Request
Where a line of the material contains the string "name", copy that line.

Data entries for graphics
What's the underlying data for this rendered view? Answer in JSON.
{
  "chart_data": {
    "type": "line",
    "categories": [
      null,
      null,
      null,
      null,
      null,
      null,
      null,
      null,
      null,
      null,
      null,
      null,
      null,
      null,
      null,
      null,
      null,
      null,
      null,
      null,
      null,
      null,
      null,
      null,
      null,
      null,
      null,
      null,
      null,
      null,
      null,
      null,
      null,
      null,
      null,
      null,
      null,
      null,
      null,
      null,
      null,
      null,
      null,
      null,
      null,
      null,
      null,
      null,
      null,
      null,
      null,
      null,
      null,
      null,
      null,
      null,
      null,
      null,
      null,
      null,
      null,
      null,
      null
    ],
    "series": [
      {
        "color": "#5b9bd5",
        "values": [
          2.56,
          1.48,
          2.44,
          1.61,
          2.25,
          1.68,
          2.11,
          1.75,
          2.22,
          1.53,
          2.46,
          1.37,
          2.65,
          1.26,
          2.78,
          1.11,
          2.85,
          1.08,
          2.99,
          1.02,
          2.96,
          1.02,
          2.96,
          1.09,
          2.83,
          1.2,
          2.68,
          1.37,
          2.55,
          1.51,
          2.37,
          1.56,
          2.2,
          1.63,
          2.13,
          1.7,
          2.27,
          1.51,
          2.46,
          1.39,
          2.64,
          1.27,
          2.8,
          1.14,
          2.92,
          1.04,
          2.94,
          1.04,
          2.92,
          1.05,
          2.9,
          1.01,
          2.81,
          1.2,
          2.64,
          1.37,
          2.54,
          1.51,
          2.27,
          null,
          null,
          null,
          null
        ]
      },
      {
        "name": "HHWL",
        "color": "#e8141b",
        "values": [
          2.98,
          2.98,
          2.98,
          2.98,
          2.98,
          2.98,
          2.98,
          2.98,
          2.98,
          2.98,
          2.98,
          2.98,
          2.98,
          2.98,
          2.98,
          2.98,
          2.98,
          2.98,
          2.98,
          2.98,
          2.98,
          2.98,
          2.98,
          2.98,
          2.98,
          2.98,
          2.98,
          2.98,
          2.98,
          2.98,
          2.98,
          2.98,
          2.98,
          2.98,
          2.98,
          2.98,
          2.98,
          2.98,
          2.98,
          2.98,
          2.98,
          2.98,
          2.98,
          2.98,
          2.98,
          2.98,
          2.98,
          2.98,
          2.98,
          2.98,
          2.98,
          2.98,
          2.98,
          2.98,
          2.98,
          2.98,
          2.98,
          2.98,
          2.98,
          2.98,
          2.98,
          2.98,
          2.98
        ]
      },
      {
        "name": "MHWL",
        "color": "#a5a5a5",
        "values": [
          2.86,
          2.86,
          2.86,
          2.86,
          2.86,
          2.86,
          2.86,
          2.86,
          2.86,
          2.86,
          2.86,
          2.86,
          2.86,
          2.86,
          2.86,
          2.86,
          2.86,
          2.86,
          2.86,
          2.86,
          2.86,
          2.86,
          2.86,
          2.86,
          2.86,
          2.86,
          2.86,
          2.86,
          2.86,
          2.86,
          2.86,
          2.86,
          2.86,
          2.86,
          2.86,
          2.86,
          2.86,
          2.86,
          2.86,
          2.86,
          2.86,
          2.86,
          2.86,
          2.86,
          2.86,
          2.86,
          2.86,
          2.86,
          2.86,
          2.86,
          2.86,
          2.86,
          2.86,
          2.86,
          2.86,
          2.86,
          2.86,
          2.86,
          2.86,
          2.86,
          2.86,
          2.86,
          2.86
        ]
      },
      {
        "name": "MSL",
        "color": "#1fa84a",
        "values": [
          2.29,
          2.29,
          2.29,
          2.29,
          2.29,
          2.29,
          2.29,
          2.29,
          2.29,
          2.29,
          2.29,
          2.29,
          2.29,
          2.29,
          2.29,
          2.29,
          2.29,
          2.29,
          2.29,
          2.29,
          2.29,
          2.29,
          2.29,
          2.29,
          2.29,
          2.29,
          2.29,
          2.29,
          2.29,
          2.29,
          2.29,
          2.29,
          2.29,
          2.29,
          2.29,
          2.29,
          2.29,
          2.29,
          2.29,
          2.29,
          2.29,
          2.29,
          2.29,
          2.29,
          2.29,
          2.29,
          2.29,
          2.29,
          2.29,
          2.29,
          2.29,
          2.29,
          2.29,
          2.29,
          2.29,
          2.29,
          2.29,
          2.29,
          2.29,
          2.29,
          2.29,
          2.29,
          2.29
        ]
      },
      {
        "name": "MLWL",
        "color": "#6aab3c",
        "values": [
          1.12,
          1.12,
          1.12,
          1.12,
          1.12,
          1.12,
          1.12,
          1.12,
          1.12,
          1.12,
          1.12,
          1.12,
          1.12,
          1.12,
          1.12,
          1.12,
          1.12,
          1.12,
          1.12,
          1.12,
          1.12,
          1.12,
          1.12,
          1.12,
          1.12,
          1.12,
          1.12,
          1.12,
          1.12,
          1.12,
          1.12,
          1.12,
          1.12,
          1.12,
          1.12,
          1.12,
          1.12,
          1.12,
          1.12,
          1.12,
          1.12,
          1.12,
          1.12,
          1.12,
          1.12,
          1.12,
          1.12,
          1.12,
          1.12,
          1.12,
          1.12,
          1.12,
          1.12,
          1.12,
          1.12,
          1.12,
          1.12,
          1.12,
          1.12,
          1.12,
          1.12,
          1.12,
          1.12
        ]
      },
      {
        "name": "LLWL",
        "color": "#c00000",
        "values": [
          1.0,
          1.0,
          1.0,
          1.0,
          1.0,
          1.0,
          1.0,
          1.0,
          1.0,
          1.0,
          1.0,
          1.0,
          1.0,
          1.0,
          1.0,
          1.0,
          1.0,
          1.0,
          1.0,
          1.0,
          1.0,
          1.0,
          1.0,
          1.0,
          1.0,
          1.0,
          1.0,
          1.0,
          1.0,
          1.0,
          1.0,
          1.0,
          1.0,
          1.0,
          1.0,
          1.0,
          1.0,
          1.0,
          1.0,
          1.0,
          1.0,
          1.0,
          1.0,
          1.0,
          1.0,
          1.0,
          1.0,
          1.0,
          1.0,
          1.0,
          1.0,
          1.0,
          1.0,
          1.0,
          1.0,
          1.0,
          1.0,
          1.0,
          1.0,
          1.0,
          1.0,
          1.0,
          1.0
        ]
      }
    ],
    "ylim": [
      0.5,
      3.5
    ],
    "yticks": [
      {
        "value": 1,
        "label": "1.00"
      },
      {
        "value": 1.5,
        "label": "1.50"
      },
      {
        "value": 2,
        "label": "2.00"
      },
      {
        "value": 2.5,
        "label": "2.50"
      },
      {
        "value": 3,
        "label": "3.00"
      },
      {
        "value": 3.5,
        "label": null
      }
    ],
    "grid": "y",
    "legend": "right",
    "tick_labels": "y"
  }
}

Full output
        "name": "HHWL",
        "name": "MHWL",
        "name": "MSL",
        "name": "MLWL",
        "name": "LLWL",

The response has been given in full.